> _Problème court 1_
Recopiez sans rien changer les enregistrements, depuis leur toute première ligne jusqu'à la ligne contenant « - bar: [358, 394, 690, 449] », celle-ci comprise.

> _Texte extrait_
- Propriétaire : Eduard Susanna Nadal (et son associé Albert Barrobés)
- Marques : FRUIT&BRANCA et MAS DE FLANDI
- Depuis : 2009
- Lieu : Mas de Flandi, Calaceite, Aragon, Espagne
- Oliveraie : 40 hectares, 6000 arbres
- Variétés : 4 variétés différentes dont Empeltre, Picual et Arbequina
- Récolte : début octobre
- Moulin : Eduard est également moulinier et presse donc ses olives dans son moulin
- Production : 5000 à 8000 litres par an en moyenne
- Autres produits : /
- Spécificités : exploitant agricole et moulinier
Eduard Susanna, ou l’amour des choses bien faites
Une nouvelle histoire de reconversion réussie dans l’oléiculture avec Eduard Susanna, passé des cosmétiques à l’huile d’olive au tournant des années 2010. Rencontre avec un passionné qui cumule l’activité d’exploitant agricole avec celle de moulinier. Deux missions qu’il poursuit avec la même exigence de qualité.

Dans les pas de l’excellence italienne
Eduard Susanna a longtemps travaillé dans l’import export, principalement dans le secteur des cosmétiques et de la chimie fine. A New-York d’abord, puis à Barcelone, sa ville natale, où il développera sa propre entreprise. Mais au fil des ans, l’usure fait son œuvre et Eduard aspire chaque jour un peu plus à suivre ses rêves et vivre de sa passion pour la gastronomie. Mais aussi à produire de ses propres mains plutôt qu’à importer des produits finis. Le vin l’intéresse mais c’est un milieu déjà très concurrentiel, où les investissements sont particulièrement lourds. Alors il se tourne vers l’huile d’olive, qui offre à ses yeux de meilleures perspectives.

> _Enregistrements_
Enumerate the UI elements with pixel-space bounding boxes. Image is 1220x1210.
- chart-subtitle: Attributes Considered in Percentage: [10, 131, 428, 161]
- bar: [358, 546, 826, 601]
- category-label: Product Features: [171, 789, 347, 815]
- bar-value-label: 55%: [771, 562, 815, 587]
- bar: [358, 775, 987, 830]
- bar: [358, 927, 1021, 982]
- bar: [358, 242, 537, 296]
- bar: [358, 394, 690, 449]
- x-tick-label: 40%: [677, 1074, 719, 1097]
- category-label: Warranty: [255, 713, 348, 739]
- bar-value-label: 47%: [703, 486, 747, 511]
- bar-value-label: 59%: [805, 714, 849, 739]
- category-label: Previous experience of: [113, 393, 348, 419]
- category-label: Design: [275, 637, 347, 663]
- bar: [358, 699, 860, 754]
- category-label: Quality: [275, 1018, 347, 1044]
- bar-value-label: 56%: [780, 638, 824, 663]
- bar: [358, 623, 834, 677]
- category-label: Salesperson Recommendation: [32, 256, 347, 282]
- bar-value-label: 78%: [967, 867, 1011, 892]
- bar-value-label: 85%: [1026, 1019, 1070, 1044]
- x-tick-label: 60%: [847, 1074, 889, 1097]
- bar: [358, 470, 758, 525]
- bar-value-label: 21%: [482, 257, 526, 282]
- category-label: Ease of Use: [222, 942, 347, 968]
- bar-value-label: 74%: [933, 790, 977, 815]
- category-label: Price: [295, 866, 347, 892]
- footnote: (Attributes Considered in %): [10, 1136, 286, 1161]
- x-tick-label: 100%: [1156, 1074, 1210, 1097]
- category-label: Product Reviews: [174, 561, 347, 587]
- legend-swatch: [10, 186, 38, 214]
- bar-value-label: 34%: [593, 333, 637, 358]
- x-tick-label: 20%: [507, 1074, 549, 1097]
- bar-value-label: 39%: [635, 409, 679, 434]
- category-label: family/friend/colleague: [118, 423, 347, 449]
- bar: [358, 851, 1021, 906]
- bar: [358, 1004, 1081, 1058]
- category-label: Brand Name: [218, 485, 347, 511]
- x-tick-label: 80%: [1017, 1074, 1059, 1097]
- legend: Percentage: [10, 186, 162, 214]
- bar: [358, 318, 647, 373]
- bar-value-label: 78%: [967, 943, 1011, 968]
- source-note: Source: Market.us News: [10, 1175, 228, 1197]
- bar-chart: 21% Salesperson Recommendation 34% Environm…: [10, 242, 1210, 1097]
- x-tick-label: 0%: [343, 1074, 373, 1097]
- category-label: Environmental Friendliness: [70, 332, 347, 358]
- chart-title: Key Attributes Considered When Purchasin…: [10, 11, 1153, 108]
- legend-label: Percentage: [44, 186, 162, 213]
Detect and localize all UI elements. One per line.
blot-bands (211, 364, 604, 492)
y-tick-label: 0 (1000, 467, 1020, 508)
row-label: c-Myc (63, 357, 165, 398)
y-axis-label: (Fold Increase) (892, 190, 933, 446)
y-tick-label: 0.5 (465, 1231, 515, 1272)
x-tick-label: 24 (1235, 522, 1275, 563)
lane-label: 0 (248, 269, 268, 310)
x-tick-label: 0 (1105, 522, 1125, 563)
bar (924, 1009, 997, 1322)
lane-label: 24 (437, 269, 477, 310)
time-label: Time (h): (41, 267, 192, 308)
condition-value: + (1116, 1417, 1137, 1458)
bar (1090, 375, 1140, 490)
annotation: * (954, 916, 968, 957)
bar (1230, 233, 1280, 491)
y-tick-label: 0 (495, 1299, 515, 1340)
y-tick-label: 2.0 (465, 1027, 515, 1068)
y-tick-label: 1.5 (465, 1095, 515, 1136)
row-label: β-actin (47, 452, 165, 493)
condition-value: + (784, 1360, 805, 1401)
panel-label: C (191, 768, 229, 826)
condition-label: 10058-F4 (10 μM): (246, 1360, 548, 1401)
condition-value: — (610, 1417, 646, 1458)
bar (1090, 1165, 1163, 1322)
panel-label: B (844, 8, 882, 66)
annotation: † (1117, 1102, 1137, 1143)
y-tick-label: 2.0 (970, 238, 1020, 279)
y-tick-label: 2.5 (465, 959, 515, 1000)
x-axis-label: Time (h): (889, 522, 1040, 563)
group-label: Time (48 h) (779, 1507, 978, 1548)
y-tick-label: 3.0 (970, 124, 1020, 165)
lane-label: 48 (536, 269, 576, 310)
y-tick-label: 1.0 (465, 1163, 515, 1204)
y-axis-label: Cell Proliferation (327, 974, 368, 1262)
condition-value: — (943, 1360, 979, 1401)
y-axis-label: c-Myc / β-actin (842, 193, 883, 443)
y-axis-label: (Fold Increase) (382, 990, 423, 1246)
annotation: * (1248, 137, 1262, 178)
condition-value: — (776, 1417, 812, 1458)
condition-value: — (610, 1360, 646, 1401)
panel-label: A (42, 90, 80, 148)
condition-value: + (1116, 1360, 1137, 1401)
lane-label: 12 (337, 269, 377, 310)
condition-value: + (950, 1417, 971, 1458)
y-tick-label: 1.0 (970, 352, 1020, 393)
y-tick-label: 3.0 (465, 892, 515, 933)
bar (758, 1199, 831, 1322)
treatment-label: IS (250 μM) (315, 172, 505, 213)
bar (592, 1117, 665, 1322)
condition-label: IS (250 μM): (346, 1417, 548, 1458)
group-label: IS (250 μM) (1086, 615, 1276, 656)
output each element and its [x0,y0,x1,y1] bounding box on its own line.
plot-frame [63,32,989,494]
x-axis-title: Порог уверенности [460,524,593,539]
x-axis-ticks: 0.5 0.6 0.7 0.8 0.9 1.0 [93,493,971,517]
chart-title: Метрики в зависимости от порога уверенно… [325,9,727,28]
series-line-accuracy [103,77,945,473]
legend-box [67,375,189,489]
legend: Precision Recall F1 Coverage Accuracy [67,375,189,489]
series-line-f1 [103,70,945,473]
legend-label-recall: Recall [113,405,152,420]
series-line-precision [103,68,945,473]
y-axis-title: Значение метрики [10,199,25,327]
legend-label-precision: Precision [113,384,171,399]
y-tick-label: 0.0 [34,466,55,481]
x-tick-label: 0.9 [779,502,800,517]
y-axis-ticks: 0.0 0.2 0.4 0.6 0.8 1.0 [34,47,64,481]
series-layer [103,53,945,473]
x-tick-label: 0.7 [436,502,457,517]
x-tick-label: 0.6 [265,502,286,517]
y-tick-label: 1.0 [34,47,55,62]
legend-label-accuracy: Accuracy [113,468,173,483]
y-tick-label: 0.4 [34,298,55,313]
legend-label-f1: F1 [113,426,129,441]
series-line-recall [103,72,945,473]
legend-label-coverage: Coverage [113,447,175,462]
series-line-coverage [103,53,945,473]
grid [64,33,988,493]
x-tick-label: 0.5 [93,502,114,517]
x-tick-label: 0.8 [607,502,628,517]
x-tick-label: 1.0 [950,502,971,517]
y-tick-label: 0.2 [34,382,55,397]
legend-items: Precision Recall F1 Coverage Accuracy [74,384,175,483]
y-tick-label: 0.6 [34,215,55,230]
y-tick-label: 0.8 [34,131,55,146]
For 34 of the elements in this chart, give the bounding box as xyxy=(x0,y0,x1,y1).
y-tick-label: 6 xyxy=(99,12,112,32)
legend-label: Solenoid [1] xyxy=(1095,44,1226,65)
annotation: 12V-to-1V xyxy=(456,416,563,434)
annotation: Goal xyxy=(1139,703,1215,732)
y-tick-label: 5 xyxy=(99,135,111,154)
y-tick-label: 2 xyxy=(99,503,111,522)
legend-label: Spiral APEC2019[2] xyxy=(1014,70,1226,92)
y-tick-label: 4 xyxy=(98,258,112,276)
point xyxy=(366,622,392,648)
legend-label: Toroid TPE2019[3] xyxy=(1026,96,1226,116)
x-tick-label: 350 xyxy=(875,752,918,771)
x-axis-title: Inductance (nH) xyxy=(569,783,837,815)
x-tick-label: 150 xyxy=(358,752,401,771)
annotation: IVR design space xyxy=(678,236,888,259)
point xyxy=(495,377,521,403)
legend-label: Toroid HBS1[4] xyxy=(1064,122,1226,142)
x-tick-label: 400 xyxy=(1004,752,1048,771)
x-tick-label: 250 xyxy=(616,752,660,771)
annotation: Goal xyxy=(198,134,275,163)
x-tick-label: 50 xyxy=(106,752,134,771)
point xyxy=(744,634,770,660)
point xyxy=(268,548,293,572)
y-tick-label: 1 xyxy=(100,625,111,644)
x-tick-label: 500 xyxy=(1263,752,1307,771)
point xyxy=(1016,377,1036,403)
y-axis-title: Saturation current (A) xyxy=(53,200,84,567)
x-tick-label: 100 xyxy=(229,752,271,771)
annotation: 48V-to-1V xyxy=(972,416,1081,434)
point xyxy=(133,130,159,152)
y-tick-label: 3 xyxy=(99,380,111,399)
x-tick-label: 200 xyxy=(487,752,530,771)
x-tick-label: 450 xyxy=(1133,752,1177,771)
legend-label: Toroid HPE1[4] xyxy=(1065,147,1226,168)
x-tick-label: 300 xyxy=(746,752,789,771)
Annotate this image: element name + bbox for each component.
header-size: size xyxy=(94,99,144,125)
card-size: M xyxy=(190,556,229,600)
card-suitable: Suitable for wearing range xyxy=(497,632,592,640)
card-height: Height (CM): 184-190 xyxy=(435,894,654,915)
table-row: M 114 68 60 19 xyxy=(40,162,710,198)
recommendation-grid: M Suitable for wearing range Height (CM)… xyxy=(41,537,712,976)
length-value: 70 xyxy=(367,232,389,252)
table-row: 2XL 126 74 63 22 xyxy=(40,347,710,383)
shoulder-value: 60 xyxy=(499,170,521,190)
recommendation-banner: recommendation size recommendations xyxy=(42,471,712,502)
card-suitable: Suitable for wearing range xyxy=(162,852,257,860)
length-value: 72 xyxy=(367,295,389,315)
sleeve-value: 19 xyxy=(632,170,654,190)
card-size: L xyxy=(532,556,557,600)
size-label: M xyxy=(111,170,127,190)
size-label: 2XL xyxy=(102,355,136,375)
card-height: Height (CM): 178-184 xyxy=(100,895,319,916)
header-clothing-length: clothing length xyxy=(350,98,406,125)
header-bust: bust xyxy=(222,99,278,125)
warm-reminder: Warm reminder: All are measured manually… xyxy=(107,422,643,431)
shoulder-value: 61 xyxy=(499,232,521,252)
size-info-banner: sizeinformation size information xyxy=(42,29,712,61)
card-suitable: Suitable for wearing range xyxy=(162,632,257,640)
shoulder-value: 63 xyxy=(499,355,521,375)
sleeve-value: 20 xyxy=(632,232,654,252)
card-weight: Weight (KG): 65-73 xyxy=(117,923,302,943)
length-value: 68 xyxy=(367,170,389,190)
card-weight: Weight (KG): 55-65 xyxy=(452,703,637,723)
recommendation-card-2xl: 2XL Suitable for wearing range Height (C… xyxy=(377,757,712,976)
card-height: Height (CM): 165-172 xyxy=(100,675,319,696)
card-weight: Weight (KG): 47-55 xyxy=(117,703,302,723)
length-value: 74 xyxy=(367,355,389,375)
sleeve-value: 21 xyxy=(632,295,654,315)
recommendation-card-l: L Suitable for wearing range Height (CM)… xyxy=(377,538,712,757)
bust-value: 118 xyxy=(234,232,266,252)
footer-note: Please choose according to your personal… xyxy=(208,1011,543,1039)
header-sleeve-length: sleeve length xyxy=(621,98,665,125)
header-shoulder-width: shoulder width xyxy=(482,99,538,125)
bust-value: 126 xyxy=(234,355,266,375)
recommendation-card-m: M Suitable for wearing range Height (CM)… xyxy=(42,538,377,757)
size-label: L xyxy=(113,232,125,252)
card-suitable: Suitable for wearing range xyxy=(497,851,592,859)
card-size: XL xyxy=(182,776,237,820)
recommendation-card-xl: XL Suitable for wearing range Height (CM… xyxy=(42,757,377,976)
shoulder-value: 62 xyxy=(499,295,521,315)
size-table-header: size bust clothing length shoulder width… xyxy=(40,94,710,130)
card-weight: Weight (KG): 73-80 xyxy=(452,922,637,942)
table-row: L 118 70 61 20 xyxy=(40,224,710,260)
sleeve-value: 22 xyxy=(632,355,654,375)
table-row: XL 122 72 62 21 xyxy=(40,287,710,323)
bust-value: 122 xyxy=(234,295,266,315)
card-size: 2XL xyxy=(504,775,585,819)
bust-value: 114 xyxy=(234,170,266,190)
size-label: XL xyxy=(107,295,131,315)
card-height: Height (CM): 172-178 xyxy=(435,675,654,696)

> _Problème court 2_
Quelles variétés d'olives sont désignées par leur nom dans le portrait de l'oléiculteur ?

> _Réponse rédigée 1_
Enumerate the UI elements with pixel-space bounding boxes. Image is 1220x1210.
- chart-subtitle: Attributes Considered in Percentage: [10, 131, 428, 161]
- bar: [358, 546, 826, 601]
- category-label: Product Features: [171, 789, 347, 815]
- bar-value-label: 55%: [771, 562, 815, 587]
- bar: [358, 775, 987, 830]
- bar: [358, 927, 1021, 982]
- bar: [358, 242, 537, 296]
- bar: [358, 394, 690, 449]

> _Réponse rédigée 2_
Empeltre, Picual et Arbequina.